### Task objective:
Select the lines of the records containing the word "请同学们听录音" and list them.

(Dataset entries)
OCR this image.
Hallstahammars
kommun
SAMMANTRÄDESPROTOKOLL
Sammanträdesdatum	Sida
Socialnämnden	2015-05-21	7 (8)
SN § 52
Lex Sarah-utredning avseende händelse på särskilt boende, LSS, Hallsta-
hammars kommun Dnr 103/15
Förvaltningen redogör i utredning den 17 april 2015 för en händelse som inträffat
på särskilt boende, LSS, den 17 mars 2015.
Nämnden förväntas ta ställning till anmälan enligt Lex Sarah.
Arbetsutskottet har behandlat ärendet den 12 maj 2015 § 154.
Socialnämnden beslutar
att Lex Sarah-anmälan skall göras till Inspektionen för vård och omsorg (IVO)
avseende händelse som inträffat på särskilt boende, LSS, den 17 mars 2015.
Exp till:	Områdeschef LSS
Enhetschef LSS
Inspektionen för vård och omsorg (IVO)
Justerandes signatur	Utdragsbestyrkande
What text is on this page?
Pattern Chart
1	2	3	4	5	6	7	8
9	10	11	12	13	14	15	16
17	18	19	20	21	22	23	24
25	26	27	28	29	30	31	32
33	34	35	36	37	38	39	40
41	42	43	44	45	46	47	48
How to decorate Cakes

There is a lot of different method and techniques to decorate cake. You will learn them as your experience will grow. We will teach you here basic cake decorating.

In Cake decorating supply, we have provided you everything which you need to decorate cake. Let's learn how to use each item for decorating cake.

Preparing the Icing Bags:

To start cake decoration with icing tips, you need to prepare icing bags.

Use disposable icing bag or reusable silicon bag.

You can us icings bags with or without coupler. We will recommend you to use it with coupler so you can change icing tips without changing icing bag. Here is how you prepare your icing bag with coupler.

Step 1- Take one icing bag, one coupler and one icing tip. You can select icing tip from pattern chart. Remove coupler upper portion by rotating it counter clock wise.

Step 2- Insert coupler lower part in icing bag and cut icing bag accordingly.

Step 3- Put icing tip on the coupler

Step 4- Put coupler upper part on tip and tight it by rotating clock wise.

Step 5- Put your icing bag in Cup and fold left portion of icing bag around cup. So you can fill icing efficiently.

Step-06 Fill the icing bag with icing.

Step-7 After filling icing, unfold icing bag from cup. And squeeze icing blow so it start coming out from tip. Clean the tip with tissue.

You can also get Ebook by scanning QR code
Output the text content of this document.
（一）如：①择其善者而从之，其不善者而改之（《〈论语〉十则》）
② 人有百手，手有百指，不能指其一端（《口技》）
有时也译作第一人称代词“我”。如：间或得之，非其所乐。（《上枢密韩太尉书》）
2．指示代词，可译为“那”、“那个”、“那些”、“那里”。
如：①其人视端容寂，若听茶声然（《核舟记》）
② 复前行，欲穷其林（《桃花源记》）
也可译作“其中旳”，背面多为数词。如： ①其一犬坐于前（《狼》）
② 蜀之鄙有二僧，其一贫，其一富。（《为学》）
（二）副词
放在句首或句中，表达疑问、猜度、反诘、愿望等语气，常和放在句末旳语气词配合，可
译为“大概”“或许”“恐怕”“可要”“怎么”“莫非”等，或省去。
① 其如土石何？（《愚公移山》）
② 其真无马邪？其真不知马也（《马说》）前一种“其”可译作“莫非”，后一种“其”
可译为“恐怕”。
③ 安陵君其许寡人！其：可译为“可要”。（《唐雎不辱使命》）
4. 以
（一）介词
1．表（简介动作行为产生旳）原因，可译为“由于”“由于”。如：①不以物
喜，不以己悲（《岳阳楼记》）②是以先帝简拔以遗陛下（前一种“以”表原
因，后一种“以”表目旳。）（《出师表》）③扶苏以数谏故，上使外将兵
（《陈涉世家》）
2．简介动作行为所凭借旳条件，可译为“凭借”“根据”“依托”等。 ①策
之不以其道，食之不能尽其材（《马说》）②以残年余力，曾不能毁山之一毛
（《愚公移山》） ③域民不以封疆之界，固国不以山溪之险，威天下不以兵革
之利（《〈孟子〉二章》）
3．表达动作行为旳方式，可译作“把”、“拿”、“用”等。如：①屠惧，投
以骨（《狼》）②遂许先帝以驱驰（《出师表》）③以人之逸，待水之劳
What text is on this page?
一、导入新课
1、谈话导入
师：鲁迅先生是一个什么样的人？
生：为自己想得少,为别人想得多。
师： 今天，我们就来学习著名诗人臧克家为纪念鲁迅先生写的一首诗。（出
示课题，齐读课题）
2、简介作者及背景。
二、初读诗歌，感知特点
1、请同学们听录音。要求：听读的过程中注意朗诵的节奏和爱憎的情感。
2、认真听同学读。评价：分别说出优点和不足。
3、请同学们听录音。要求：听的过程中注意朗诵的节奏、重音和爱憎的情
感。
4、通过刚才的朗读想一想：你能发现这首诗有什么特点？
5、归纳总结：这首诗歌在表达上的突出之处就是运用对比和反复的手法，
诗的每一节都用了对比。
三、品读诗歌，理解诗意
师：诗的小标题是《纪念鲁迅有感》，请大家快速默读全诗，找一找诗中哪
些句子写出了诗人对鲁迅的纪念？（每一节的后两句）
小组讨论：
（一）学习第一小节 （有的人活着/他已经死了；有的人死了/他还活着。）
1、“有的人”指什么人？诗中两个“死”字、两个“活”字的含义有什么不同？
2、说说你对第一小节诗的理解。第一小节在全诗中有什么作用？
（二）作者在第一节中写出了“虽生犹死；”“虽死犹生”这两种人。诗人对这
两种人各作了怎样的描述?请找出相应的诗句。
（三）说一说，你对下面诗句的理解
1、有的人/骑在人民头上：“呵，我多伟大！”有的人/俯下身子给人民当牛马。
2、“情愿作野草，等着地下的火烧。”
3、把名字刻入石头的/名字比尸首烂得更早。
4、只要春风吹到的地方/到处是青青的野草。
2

### Full output:
1、请同学们听录音。要求：听读的过程中注意朗诵的节奏和爱憎的情感。
3、请同学们听录音。要求：听的过程中注意朗诵的节奏、重音和爱憎的情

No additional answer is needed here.